GOALS:
1 - Do these statements agree with the thread on TaskManager registration? Answer yes or no for each and quote the words that decide it. (a) Kubernetes creates A records for pods. (b) The writer recalls a default timeout of 5 seconds. (c) The InetAddress caches the result of getCanonicalHostName().
2 - In the thread on TaskManager registration, how many times is `InetAddress.getCanonicalHostName` called for every creation of a `TaskManagerLocation` instance?

──────── EXTRACT TO READ ────────

Re: TaskManager takes abnormally long time to register with JobManager on Kubernetes for Flink 1.11.0

Yang Wang Thu, 15 Oct 2020 19:52:24 -0700

I am afraid the InetAddress cache could not take effect. Because Kubernetes
only
creates A and SRV records for Services. It doesn't generate pods' A records
as you may expect. Refer here[1][2] for more information. So the DNS reverse
lookup will always fail. IIRC, the default timeout is 5s. This could
explain the delay
of "getHostName" or "getFqdnHostName".


I agree that we should add a config option to disable the DNS reverse
lookup.


[1].
https://kubernetes.io/docs/tasks/administer-cluster/dns-custom-nameservers/#coredns-configmap-options
[2].
https://kubernetes.io/docs/concepts/services-networking/dns-pod-service/#a-aaaa-records-1


Best,
Yang

Chesnay Schepler <ches...@apache.org> 于2020年10月15日周四 下午8:41写道：

> The InetAddress caches the result of getCanonicalHostName(), so it is not
> a problem to call it twice.
>
> On 10/15/2020 1:57 PM, Till Rohrmann wrote:
>
> Hi Weike,
>
> thanks for getting back to us with your findings. Looking at the
> `TaskManagerLocation`, we are actually calling
> `InetAddress.getCanonicalHostName` twice for every creation of a
> `TaskManagerLocation` instance. This does not look right.

──────── ENTRIES SHOWN ────────

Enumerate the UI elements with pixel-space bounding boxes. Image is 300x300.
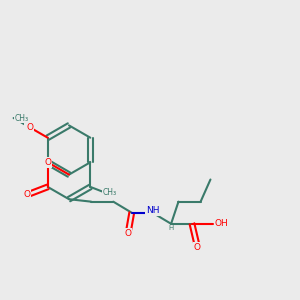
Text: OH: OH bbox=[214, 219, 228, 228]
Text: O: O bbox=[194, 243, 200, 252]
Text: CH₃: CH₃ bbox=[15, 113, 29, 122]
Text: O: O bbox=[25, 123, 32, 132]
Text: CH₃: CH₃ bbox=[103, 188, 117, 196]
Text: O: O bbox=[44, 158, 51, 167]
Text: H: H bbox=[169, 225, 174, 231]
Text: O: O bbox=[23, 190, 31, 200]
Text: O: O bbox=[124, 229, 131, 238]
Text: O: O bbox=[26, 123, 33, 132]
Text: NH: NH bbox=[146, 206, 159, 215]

────────
──────── ENTRIES SHOWN ────────

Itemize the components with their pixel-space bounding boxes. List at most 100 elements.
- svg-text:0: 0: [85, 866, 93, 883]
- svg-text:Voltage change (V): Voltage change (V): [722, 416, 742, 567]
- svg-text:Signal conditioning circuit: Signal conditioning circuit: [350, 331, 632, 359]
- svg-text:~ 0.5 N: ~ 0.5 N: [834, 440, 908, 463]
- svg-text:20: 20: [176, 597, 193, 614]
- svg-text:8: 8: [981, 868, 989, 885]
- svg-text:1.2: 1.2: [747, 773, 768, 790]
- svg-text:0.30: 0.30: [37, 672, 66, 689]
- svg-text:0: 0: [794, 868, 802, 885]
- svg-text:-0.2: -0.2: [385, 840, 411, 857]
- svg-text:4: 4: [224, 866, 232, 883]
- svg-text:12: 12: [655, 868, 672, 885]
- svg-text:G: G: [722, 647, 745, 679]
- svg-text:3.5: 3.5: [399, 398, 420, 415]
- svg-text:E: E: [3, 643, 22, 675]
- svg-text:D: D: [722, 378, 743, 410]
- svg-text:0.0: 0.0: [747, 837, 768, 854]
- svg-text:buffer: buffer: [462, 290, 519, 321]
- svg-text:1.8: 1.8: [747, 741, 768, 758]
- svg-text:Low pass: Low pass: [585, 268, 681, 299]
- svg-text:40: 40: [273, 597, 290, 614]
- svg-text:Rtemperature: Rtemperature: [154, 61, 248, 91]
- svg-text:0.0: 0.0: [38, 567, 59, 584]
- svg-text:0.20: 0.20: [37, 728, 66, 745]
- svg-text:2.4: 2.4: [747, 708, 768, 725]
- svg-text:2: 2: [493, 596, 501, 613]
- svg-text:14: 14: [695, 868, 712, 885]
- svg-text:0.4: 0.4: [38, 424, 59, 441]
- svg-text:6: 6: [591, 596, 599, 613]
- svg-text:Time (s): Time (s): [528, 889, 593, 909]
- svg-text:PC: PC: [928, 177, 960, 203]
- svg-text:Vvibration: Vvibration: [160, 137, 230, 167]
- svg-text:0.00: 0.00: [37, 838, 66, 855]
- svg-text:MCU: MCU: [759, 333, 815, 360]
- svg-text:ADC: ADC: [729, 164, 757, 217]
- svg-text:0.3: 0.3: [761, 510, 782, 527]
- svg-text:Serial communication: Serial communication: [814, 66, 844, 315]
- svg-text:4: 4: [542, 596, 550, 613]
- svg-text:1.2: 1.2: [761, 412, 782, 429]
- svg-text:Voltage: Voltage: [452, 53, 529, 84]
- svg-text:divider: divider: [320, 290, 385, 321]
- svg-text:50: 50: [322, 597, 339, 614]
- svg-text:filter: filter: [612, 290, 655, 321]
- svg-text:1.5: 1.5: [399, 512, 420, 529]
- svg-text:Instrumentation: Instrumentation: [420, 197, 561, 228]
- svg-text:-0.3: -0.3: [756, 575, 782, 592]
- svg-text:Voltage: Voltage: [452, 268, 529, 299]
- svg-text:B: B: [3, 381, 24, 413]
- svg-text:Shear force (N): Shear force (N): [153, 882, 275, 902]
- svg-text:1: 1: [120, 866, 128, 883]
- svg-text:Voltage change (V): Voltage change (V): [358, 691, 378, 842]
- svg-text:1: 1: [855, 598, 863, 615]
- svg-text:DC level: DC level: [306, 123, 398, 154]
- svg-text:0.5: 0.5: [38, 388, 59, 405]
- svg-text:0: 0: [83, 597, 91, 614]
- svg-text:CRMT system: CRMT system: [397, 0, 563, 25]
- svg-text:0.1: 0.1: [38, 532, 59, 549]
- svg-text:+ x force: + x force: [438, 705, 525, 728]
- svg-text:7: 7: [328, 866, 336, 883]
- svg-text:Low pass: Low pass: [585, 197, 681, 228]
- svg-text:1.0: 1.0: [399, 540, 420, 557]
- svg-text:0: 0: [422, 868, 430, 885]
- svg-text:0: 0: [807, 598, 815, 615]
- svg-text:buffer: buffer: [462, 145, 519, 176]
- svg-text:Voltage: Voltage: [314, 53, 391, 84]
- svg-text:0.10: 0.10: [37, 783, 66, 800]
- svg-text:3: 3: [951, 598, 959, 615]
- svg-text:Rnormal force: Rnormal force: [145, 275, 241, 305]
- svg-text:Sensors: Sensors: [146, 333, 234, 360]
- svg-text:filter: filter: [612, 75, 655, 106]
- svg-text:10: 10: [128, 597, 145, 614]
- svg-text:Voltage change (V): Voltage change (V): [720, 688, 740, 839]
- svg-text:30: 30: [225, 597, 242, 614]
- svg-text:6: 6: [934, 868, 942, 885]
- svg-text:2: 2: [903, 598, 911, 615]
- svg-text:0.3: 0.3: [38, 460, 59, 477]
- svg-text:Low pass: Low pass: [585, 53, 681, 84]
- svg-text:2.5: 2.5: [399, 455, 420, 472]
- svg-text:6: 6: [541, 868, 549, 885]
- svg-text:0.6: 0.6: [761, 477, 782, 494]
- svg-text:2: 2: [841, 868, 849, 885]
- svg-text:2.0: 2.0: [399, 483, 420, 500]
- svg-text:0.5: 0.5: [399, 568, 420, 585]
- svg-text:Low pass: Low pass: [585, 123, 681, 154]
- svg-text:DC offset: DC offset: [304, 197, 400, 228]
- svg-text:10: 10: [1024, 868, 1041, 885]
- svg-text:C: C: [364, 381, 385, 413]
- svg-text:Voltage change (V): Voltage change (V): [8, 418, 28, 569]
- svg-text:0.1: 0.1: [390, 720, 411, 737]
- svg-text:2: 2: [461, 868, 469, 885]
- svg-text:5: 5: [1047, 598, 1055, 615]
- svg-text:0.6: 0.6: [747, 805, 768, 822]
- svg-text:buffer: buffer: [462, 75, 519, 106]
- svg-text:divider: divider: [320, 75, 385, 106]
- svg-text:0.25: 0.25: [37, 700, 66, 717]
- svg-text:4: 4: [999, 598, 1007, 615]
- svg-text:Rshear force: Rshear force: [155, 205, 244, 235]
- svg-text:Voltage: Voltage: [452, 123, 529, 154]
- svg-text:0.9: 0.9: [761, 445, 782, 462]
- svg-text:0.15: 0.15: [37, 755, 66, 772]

────────

RESULTS BY TASK:
1 -
(a) No: "It doesn't generate pods' A records"
(b) Yes: "IIRC, the default timeout is 5s."
(c) Yes: "The InetAddress caches the result of getCanonicalHostName()"

2 - Twice.